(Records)
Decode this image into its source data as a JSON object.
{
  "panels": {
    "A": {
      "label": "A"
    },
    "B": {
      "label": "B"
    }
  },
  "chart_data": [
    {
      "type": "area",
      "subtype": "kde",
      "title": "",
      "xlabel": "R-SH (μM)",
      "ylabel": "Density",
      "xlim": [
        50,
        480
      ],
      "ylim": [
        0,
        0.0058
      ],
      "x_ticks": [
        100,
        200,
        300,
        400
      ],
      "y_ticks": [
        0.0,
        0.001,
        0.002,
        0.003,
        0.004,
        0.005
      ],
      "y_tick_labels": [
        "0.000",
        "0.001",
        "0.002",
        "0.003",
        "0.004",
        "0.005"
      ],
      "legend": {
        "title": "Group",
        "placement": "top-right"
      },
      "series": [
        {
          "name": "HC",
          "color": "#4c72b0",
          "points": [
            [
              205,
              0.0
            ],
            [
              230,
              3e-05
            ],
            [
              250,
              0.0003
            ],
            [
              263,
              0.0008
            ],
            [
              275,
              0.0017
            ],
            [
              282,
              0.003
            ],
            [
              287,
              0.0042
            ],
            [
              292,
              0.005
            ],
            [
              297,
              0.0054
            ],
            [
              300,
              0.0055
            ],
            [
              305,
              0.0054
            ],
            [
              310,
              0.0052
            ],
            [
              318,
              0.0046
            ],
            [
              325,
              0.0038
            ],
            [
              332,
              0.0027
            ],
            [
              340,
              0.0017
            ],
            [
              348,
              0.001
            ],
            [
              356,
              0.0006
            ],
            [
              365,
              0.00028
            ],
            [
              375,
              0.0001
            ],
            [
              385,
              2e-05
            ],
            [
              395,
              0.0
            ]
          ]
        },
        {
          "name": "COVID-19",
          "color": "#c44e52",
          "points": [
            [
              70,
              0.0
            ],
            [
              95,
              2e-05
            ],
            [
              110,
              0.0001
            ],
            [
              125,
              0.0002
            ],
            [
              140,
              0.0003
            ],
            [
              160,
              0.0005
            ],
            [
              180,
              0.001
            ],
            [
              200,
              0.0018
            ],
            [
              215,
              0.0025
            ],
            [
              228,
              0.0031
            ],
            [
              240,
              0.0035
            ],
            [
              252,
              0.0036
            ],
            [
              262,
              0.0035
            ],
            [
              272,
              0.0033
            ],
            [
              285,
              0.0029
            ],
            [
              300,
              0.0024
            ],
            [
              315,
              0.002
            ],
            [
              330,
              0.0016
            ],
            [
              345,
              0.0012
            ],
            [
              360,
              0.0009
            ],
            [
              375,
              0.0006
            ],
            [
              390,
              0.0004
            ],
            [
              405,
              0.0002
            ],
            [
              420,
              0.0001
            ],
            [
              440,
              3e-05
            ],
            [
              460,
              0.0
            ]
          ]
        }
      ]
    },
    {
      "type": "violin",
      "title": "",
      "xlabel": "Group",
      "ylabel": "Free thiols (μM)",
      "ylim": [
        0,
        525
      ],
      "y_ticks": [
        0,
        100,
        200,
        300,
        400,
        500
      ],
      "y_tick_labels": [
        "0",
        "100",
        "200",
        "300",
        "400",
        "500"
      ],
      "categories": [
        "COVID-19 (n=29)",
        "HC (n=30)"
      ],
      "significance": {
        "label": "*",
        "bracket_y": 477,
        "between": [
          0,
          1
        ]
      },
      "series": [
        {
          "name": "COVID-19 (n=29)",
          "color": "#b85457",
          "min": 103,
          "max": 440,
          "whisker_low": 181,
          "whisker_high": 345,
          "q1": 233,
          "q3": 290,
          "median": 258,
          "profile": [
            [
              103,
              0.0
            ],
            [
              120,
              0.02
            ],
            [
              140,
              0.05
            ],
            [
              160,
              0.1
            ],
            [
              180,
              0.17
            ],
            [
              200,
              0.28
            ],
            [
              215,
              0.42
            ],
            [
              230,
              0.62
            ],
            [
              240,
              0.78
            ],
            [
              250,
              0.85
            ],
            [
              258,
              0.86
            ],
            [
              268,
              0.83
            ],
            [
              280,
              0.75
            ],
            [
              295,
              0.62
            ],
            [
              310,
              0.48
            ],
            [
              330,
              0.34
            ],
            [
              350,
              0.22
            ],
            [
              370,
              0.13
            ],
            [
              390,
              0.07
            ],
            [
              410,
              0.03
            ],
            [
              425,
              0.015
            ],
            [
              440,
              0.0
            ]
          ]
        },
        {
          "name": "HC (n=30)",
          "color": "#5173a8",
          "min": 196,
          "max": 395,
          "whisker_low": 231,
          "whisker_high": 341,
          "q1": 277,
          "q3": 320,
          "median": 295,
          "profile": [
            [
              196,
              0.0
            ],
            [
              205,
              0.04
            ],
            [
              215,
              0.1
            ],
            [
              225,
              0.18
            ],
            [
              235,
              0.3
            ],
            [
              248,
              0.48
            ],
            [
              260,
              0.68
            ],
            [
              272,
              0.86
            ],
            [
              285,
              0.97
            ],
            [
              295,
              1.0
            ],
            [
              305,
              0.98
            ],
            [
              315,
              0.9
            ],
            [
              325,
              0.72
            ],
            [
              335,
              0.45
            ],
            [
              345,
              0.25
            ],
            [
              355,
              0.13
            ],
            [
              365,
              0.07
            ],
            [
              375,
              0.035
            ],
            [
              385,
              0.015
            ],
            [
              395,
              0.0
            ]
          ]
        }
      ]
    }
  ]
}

# Task description:
Your task is to reproduce all of the records exactly.

# Solved problem:
Decode this image into its source data as a JSON object.
{
  "panels": {
    "A": {
      "label": "A"
    },
    "B": {
      "label": "B"
    }
  },
  "chart_data": [
    {
      "type": "area",
      "subtype": "kde",
      "title": "",
      "xlabel": "R-SH (μM)",
      "ylabel": "Density",
      "xlim": [
        50,
        480
      ],
      "ylim": [
        0,
        0.0058
      ],
      "x_ticks": [
        100,
        200,
        300,
        400
      ],
      "y_ticks": [
        0.0,
        0.001,
        0.002,
        0.003,
        0.004,
        0.005
      ],
      "y_tick_labels": [
        "0.000",
        "0.001",
        "0.002",
        "0.003",
        "0.004",
        "0.005"
      ],
      "legend": {
        "title": "Group",
        "placement": "top-right"
      },
      "series": [
        {
          "name": "HC",
          "color": "#4c72b0",
          "points": [
            [
              205,
              0.0
            ],
            [
              230,
              3e-05
            ],
            [
              250,
              0.0003
            ],
            [
              263,
              0.0008
            ],
            [
              275,
              0.0017
            ],
            [
              282,
              0.003
            ],
            [
              287,
              0.0042
            ],
            [
              292,
              0.005
            ],
            [
              297,
              0.0054
            ],
            [
              300,
              0.0055
            ],
            [
              305,
              0.0054
            ],
            [
              310,
              0.0052
            ],
            [
              318,
              0.0046
            ],
            [
              325,
              0.0038
            ],
            [
              332,
              0.0027
            ],
            [
              340,
              0.0017
            ],
            [
              348,
              0.001
            ],
            [
              356,
              0.0006
            ],
            [
              365,
              0.00028
            ],
            [
              375,
              0.0001
            ],
            [
              385,
              2e-05
            ],
            [
              395,
              0.0
            ]
          ]
        },
        {
          "name": "COVID-19",
          "color": "#c44e52",
          "points": [
            [
              70,
              0.0
            ],
            [
              95,
              2e-05
            ],
            [
              110,
              0.0001
            ],
            [
              125,
              0.0002
            ],
            [
              140,
              0.0003
            ],
            [
              160,
              0.0005
            ],
            [
              180,
              0.001
            ],
            [
              200,
              0.0018
            ],
            [
              215,
              0.0025
            ],
            [
              228,
              0.0031
            ],
            [
              240,
              0.0035
            ],
            [
              252,
              0.0036
            ],
            [
              262,
              0.0035
            ],
            [
              272,
              0.0033
            ],
            [
              285,
              0.0029
            ],
            [
              300,
              0.0024
            ],
            [
              315,
              0.002
            ],
            [
              330,
              0.0016
            ],
            [
              345,
              0.0012
            ],
            [
              360,
              0.0009
            ],
            [
              375,
              0.0006
            ],
            [
              390,
              0.0004
            ],
            [
              405,
              0.0002
            ],
            [
              420,
              0.0001
            ],
            [
              440,
              3e-05
            ],
            [
              460,
              0.0
            ]
          ]
        }
      ]
    },
    {
      "type": "violin",
      "title": "",
      "xlabel": "Group",
      "ylabel": "Free thiols (μM)",
      "ylim": [
        0,
        525
      ],
      "y_ticks": [
        0,
        100,
        200,
        300,
        400,
        500
      ],
      "y_tick_labels": [
        "0",
        "100",
        "200",
        "300",
        "400",
        "500"
      ],
      "categories": [
        "COVID-19 (n=29)",
        "HC (n=30)"
      ],
      "significance": {
        "label": "*",
        "bracket_y": 477,
        "between": [
          0,
          1
        ]
      },
      "series": [
        {
          "name": "COVID-19 (n=29)",
          "color": "#b85457",
          "min": 103,
          "max": 440,
          "whisker_low": 181,
          "whisker_high": 345,
          "q1": 233,
          "q3": 290,
          "median": 258,
          "profile": [
            [
              103,
              0.0
            ],
            [
              120,
              0.02
            ],
            [
              140,
              0.05
            ],
            [
              160,
              0.1
            ],
            [
              180,
              0.17
            ],
            [
              200,
              0.28
            ],
            [
              215,
              0.42
            ],
            [
              230,
              0.62
            ],
            [
              240,
              0.78
            ],
            [
              250,
              0.85
            ],
            [
              258,
              0.86
            ],
            [
              268,
              0.83
            ],
            [
              280,
              0.75
            ],
            [
              295,
              0.62
            ],
            [
              310,
              0.48
            ],
            [
              330,
              0.34
            ],
            [
              350,
              0.22
            ],
            [
              370,
              0.13
            ],
            [
              390,
              0.07
            ],
            [
              410,
              0.03
            ],
            [
              425,
              0.015
            ],
            [
              440,
              0.0
            ]
          ]
        },
        {
          "name": "HC (n=30)",
          "color": "#5173a8",
          "min": 196,
          "max": 395,
          "whisker_low": 231,
          "whisker_high": 341,
          "q1": 277,
          "q3": 320,
          "median": 295,
          "profile": [
            [
              196,
              0.0
            ],
            [
              205,
              0.04
            ],
            [
              215,
              0.1
            ],
            [
              225,
              0.18
            ],
            [
              235,
              0.3
            ],
            [
              248,
              0.48
            ],
            [
              260,
              0.68
            ],
            [
              272,
              0.86
            ],
            [
              285,
              0.97
            ],
            [
              295,
              1.0
            ],
            [
              305,
              0.98
            ],
            [
              315,
              0.9
            ],
            [
              325,
              0.72
            ],
            [
              335,
              0.45
            ],
            [
              345,
              0.25
            ],
            [
              355,
              0.13
            ],
            [
              365,
              0.07
            ],
            [
              375,
              0.035
            ],
            [
              385,
              0.015
            ],
            [
              395,
              0.0
            ]
          ]
        }
      ]
    }
  ]
}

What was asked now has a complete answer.